■ Set exercise
Write each line out again exactly as written.

■ Data entries
========

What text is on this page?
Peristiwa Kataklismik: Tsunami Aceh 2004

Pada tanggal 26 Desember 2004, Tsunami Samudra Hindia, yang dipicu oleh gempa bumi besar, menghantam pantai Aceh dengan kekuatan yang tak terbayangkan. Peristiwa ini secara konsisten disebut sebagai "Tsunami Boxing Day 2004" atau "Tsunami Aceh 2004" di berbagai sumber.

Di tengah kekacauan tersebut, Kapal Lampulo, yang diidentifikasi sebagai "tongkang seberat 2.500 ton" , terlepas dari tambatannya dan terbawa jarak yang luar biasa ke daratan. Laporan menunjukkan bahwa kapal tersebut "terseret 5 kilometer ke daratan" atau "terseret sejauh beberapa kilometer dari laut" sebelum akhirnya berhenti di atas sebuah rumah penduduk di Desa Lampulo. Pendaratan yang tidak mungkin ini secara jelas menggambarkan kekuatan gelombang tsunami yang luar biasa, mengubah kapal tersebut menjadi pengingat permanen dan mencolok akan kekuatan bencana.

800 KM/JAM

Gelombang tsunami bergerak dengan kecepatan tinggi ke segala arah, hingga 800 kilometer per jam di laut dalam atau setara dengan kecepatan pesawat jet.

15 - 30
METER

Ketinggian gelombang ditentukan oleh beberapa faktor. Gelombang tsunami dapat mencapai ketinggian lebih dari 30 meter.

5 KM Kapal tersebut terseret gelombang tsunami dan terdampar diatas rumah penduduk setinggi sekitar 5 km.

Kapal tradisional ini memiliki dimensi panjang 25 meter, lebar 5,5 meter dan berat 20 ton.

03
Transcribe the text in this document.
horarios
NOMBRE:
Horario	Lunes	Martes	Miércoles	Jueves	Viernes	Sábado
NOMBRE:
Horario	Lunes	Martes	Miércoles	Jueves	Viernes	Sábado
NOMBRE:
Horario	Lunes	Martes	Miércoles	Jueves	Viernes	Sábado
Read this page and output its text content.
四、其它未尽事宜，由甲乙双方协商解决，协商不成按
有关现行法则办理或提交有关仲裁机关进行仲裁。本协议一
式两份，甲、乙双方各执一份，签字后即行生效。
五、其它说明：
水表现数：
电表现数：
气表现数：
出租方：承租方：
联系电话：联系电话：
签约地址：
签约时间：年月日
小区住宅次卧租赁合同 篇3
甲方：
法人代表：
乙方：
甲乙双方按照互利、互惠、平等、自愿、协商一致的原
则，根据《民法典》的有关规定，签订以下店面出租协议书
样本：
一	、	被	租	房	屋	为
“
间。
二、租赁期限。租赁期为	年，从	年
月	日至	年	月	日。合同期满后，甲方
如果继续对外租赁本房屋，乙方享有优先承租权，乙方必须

========

■ Response
What text is on this page?
Peristiwa Kataklismik: Tsunami Aceh 2004

Pada tanggal 26 Desember 2004, Tsunami Samudra Hindia, yang dipicu oleh gempa bumi besar, menghantam pantai Aceh dengan kekuatan yang tak terbayangkan. Peristiwa ini secara konsisten disebut sebagai "Tsunami Boxing Day 2004" atau "Tsunami Aceh 2004" di berbagai sumber.

Di tengah kekacauan tersebut, Kapal Lampulo, yang diidentifikasi sebagai "tongkang seberat 2.500 ton" , terlepas dari tambatannya dan terbawa jarak yang luar biasa ke daratan. Laporan menunjukkan bahwa kapal tersebut "terseret 5 kilometer ke daratan" atau "terseret sejauh beberapa kilometer dari laut" sebelum akhirnya berhenti di atas sebuah rumah penduduk di Desa Lampulo. Pendaratan yang tidak mungkin ini secara jelas menggambarkan kekuatan gelombang tsunami yang luar biasa, mengubah kapal tersebut menjadi pengingat permanen dan mencolok akan kekuatan bencana.

800 KM/JAM

Gelombang tsunami bergerak dengan kecepatan tinggi ke segala arah, hingga 800 kilometer per jam di laut dalam atau setara dengan kecepatan pesawat jet.

15 - 30
METER

Ketinggian gelombang ditentukan oleh beberapa faktor. Gelombang tsunami dapat mencapai ketinggian lebih dari 30 meter.

5 KM Kapal tersebut terseret gelombang tsunami dan terdampar diatas rumah penduduk setinggi sekitar 5 km.

Kapal tradisional ini memiliki dimensi panjang 25 meter, lebar 5,5 meter dan berat 20 ton.

03
Transcribe the text in this document.
horarios
NOMBRE:
Horario	Lunes	Martes	Miércoles	Jueves	Viernes	Sábado
NOMBRE:
Horario	Lunes	Martes	Miércoles	Jueves	Viernes	Sábado
NOMBRE:
Horario	Lunes	Martes	Miércoles	Jueves	Viernes	Sábado
Read this page and output its text content.
四、其它未尽事宜，由甲乙双方协商解决，协商不成按
有关现行法则办理或提交有关仲裁机关进行仲裁。本协议一
式两份，甲、乙双方各执一份，签字后即行生效。
五、其它说明：
水表现数：
电表现数：
气表现数：
出租方：承租方：
联系电话：联系电话：
签约地址：
签约时间：年月日
小区住宅次卧租赁合同 篇3
甲方：
法人代表：
乙方：
甲乙双方按照互利、互惠、平等、自愿、协商一致的原
则，根据《民法典》的有关规定，签订以下店面出租协议书
样本：
一	、	被	租	房	屋	为
“
间。
二、租赁期限。租赁期为	年，从	年
月	日至	年	月	日。合同期满后，甲方
如果继续对外租赁本房屋，乙方享有优先承租权，乙方必须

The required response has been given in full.